- _Estratto del documento_
....................

(Gv 12,20-33)
Giovanni 12:20 Tra quelli che erano saliti per il culto durante la festa, c'erano anche alcuni Greci.
Giovanni 12:21 Questi si avvicinarono a Filippo, che era di Betsàida di Galilea, e gli chiesero: «Signore, vogliamo vedere Gesù».
Giovanni 12:22 Filippo andò a dirlo ad Andrea, e poi Andrea e Filippo andarono a dirlo a Gesù.
Giovanni 12:32 Io, quando sarò elevato da terra, attirerò tutti a me».
Il v. 20 introduce dei personaggi appartenenti al mondo dei pagani, i Greci, la cui presenza era molto diffusa in Palestina, a seguito delle conquiste di Alessandro Magno e la colonizzazione che questa subì nel tempo, di cui i due Libri dei Maccabei danno testimonianza. Gli stessi nomi dei due discepoli, Filippo e Andrea, ai quali si rivolgono i Greci, portano nomi greci, a riprova di come la cultura greca fosse penetrata a fondo in tutta la Palestina. Essi erano di Betsaida posta a circa una decina di Km dal confine con la Decapoli e forse per questo conoscevano il greco. La stessa scritta posta da Pilato sulla croce di Gesù era riprodotta anche in lingua greca. Lo storico ebreo Flavio Giuseppe scrisse le sue opere in lingua greca, e il Nuovo testamento stesso è stato scritto in greco, per la grande diffusione che questa lingua aveva nell'uso quotidiano. Anche la chiesa, nei primi quattro secoli parlava e scriveva in greco. Sarà soltanto verso la fine del IV secolo, sotto l'impulso di papa Damaso I, che la chiesa occidentale introdusse nella liturgia il latino e tradusse tutta la Bibbia in latino, opera questa che lo stesso papa Damaso commissionò a San Girolamo.
Ma chi erano questi Greci? A quale categoria di persone appartenevano? Sappiamo che a seguito delle conquiste di Alessandro Magno, la lingua e la cultura greca si diffusero ovunque dando origine al grande fenomeno dell'ellenismo, cioè l'assimilazione delle popolazioni conquistate agli usi, ai costumi, al modo di vivere, alla cultura e alla lingua greca. All'interno della Bibbia il termine “ellenista” (Ellēnistēs) designa gli ebrei della diaspora di lingua e cultura greca, religiosamente meno rigidi nella pratica della Torah rispetto ai loro correligionari della Palestina e più aperti al mondo pagano presso il quale vivevano. Ma qui, in Gv 12,20, il termine greco per designare questa categoria di persone è “Ellenēs” (Greci). Nel Nuovo Testamento il termine, in senso lato, viene esteso al mondo pagano ed indica in genere il non ebreo. Considerata tuttavia la precisione storica con cui Giovanni racconta il suo Vangelo, questi Greci dovevano essere realmente tali. Questi Greci, dunque, appartenenti al mondo pagano, “erano saliti (a Gerusalemme) per il culto durante la festa”. Essi dunque, pur pagani, partecipavano al culto giudaico. Si tratta di una categoria di persone che erano definite dai giudei come i “timorati di Dio”.

....................

- _Compito assegnato 1_
Stabilisci se ciascuna affermazione concorda con il commento su Giovanni 12, rispondendo sì o no e citando fedelmente le parole decisive: (a) Filippo e Andrea erano di Betsaida; (b) la traduzione latina della Bibbia fu commissionata da papa Damaso a San Girolamo; (c) Flavio Giuseppe scrisse le sue opere in latino.

Voci elencate in un insieme di dati
....................

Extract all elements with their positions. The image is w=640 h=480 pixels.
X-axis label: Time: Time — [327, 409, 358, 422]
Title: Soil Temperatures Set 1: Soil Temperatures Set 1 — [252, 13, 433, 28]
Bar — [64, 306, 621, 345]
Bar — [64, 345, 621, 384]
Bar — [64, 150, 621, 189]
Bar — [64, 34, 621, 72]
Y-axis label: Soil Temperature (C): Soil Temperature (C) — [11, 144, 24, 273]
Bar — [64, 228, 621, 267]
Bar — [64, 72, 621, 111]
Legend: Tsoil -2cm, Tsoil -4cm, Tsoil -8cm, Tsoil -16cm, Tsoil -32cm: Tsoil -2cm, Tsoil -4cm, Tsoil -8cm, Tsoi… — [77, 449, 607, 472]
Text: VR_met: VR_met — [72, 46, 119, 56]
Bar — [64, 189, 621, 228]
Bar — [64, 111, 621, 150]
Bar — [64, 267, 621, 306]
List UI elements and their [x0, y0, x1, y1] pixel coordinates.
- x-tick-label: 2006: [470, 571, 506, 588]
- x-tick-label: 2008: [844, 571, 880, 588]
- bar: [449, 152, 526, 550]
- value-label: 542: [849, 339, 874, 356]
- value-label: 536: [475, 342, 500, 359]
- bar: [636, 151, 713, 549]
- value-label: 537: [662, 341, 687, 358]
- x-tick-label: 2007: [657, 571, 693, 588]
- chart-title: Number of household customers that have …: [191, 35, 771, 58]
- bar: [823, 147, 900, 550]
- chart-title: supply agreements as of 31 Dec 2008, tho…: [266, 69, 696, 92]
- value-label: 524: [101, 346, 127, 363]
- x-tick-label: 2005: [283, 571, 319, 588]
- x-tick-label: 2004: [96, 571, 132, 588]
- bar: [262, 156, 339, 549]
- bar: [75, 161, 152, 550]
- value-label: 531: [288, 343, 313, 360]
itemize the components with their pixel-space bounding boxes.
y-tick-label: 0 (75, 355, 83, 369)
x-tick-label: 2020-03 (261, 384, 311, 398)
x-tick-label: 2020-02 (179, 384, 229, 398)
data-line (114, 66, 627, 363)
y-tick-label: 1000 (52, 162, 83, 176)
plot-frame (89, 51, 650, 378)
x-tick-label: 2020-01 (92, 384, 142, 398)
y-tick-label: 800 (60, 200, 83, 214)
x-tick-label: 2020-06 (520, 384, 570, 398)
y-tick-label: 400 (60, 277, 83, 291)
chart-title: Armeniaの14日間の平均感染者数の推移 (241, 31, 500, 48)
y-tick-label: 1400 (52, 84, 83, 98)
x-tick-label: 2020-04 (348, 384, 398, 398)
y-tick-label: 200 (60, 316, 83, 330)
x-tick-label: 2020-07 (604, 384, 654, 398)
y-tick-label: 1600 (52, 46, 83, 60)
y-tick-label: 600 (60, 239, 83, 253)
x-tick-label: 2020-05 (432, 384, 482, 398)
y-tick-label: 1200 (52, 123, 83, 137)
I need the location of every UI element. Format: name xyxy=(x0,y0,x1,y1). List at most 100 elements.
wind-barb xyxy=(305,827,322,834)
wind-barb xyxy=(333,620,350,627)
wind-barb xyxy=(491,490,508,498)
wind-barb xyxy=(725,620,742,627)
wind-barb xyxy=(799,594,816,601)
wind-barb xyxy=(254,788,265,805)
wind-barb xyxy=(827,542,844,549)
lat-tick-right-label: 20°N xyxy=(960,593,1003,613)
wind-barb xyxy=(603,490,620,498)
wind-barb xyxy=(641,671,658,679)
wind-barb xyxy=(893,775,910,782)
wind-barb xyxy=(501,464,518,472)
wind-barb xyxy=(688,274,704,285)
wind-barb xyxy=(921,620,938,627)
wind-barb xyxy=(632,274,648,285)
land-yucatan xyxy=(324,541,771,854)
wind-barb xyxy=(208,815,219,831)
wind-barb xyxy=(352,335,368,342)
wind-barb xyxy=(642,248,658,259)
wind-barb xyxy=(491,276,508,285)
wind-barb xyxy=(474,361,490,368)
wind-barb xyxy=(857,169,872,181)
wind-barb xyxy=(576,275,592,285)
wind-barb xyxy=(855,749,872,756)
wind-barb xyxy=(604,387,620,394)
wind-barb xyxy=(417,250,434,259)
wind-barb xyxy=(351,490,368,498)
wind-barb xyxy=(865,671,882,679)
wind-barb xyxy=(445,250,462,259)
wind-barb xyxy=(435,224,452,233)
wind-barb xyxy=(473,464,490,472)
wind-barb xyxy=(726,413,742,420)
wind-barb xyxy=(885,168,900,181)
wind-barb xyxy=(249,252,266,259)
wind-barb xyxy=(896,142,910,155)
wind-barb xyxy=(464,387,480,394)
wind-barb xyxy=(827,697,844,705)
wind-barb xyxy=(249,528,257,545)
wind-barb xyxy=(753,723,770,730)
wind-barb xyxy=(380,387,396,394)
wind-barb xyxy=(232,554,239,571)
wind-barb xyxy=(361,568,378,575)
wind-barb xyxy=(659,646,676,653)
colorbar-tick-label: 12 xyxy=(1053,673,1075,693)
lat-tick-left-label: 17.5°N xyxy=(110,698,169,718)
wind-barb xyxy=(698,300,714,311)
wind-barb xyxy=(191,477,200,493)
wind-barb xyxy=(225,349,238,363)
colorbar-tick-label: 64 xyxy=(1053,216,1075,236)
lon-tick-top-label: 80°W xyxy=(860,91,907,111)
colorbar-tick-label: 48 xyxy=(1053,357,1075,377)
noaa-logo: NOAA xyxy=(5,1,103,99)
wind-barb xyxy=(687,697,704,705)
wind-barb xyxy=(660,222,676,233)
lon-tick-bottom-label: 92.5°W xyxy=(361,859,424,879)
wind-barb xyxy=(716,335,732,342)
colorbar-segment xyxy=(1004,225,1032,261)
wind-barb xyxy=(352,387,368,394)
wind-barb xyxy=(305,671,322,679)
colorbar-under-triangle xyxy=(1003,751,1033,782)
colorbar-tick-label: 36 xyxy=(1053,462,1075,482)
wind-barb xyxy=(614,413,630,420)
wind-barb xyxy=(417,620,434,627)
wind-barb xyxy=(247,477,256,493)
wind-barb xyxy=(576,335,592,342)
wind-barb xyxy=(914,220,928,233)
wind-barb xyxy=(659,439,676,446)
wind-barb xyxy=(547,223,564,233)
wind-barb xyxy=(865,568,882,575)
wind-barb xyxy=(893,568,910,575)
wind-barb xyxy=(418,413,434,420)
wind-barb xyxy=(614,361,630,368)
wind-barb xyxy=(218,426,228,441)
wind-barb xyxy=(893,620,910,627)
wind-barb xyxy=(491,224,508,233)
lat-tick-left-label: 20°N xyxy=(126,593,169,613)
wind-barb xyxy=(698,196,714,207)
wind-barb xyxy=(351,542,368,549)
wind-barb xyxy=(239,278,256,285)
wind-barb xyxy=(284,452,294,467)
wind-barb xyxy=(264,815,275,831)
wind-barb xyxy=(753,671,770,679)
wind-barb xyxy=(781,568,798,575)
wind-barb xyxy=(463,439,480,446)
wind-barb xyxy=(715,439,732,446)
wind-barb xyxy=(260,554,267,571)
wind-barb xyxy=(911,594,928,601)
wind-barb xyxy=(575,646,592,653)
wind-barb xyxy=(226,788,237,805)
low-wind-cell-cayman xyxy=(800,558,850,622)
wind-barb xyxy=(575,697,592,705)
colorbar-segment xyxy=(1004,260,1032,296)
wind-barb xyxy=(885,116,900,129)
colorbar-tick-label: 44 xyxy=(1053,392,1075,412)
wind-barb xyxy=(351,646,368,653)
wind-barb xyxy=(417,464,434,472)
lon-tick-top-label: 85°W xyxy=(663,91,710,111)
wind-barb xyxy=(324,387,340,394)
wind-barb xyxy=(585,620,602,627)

....................

- _Compito assegnato 2_
Trascrivi senza alcuna modifica la parte dei record che va dal loro inizio fino alla riga contenente "- x-tick-label: 2006: [470, 571, 506, 588]", inclusa.

- _Risultato esercizio 1_
(a) Sì: "Essi erano di Betsaida posta a circa una decina di Km dal confine con la Decapoli"
(b) Sì: "opera questa che lo stesso papa Damaso commissionò a San Girolamo"
(c) No: "Lo storico ebreo Flavio Giuseppe scrisse le sue opere in lingua greca"

- _Risultato esercizio 2_
Extract all elements with their positions. The image is w=640 h=480 pixels.
X-axis label: Time: Time — [327, 409, 358, 422]
Title: Soil Temperatures Set 1: Soil Temperatures Set 1 — [252, 13, 433, 28]
Bar — [64, 306, 621, 345]
Bar — [64, 345, 621, 384]
Bar — [64, 150, 621, 189]
Bar — [64, 34, 621, 72]
Y-axis label: Soil Temperature (C): Soil Temperature (C) — [11, 144, 24, 273]
Bar — [64, 228, 621, 267]
Bar — [64, 72, 621, 111]
Legend: Tsoil -2cm, Tsoil -4cm, Tsoil -8cm, Tsoil -16cm, Tsoil -32cm: Tsoil -2cm, Tsoil -4cm, Tsoil -8cm, Tsoi… — [77, 449, 607, 472]
Text: VR_met: VR_met — [72, 46, 119, 56]
Bar — [64, 189, 621, 228]
Bar — [64, 111, 621, 150]
Bar — [64, 267, 621, 306]
List UI elements and their [x0, y0, x1, y1] pixel coordinates.
- x-tick-label: 2006: [470, 571, 506, 588]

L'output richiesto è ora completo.